— Start of The data —

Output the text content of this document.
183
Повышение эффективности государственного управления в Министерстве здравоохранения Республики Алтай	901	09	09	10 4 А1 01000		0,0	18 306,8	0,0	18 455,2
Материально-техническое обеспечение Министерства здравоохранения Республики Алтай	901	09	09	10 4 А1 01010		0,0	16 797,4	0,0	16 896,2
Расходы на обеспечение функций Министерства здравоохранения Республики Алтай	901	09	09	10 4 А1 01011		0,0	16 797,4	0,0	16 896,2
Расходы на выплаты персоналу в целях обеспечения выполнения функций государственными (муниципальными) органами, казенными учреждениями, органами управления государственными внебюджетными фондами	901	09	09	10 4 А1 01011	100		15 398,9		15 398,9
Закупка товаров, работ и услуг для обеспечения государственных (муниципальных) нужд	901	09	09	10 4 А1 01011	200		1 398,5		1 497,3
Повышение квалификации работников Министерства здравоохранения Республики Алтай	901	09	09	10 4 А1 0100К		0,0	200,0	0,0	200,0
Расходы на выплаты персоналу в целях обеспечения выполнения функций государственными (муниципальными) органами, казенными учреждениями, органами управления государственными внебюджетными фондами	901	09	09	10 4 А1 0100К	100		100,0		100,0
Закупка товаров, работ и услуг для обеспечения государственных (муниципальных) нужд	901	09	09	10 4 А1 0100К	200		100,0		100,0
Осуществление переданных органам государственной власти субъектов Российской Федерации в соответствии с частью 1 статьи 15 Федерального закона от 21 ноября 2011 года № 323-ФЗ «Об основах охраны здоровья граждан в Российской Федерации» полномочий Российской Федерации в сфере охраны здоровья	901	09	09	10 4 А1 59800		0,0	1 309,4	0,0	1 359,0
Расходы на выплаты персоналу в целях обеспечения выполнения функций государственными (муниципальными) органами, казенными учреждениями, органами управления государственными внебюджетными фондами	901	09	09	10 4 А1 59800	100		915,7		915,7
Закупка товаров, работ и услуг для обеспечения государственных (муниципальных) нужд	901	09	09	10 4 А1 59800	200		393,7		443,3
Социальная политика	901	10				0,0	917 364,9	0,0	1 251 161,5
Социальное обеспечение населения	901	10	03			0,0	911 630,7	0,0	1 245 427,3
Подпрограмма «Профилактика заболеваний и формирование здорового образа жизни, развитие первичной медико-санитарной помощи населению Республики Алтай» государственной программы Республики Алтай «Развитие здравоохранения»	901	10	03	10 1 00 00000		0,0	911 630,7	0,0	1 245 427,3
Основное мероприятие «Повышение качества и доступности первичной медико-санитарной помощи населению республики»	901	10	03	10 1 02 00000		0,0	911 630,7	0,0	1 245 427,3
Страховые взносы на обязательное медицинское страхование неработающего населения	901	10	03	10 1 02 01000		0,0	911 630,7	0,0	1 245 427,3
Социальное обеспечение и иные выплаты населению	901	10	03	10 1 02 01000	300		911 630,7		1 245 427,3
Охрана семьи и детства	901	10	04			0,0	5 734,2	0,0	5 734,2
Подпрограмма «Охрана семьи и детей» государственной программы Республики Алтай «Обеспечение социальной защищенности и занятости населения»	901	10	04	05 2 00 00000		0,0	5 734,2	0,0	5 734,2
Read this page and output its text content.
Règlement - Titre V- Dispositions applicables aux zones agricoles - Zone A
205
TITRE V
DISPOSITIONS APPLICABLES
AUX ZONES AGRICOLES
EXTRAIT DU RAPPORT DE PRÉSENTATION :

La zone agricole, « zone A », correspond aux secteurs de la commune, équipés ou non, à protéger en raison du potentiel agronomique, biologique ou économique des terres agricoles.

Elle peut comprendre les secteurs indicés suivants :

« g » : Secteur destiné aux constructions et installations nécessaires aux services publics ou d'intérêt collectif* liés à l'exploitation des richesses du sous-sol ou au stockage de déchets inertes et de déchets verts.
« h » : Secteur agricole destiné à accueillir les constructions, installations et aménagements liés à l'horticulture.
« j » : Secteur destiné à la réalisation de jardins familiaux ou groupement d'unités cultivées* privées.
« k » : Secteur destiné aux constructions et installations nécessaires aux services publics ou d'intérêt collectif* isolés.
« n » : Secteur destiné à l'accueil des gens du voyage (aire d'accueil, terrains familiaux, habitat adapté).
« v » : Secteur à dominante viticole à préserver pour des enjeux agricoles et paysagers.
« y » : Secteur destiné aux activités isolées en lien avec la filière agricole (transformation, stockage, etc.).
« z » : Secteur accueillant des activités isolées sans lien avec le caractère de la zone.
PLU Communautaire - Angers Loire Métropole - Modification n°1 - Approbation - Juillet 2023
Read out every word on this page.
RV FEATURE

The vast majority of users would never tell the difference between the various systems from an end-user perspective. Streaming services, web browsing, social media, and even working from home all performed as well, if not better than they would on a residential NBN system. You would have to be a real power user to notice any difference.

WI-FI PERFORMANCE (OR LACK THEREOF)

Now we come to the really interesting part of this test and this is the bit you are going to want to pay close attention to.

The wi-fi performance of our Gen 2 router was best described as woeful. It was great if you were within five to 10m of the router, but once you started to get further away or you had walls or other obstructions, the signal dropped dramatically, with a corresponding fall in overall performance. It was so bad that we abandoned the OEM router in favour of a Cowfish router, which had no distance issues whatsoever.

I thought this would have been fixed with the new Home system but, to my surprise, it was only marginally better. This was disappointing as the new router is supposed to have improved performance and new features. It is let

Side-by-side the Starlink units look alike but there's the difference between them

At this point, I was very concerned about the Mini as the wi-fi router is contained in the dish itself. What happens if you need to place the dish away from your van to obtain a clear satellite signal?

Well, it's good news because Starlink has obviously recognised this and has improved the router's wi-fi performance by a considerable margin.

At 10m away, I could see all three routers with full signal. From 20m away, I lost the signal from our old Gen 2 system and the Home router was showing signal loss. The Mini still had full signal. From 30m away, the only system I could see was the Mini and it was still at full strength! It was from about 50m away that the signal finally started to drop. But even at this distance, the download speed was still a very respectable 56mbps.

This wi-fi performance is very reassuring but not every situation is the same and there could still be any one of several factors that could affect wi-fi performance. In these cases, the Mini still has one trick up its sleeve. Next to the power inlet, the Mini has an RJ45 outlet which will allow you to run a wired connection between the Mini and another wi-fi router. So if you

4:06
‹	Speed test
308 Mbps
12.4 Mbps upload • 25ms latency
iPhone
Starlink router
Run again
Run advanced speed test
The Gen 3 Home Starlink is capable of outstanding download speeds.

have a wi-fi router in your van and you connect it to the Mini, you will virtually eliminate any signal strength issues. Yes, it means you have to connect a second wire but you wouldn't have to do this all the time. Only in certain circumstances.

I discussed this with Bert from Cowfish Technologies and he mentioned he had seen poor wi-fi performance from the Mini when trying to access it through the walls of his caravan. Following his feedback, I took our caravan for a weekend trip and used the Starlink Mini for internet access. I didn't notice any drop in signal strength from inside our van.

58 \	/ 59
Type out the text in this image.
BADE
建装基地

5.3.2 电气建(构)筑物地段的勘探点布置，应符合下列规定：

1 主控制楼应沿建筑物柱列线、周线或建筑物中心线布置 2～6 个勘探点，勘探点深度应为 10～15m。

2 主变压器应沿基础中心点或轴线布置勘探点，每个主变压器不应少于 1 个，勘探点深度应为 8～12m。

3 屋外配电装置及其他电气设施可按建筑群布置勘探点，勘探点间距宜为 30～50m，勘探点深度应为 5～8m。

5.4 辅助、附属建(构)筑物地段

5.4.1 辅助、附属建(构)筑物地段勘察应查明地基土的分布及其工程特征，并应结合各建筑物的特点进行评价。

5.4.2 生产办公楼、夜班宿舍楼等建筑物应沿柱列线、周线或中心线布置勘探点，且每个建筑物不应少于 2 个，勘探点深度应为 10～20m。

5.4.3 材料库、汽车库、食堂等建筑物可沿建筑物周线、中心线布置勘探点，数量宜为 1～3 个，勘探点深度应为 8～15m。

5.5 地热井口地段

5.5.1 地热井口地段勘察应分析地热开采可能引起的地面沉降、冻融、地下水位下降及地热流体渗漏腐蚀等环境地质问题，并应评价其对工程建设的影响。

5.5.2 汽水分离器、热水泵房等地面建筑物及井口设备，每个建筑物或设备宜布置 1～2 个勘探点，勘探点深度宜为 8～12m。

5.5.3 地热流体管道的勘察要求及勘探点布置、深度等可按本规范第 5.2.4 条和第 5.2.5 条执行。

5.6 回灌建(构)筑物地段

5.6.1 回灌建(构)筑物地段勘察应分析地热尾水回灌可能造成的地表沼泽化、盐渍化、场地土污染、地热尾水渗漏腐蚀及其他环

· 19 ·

— End of The data —

== Exercise ==
For the entries shown above, give the number of lines that include the word "collectif", without any other text.

== Answer ==
2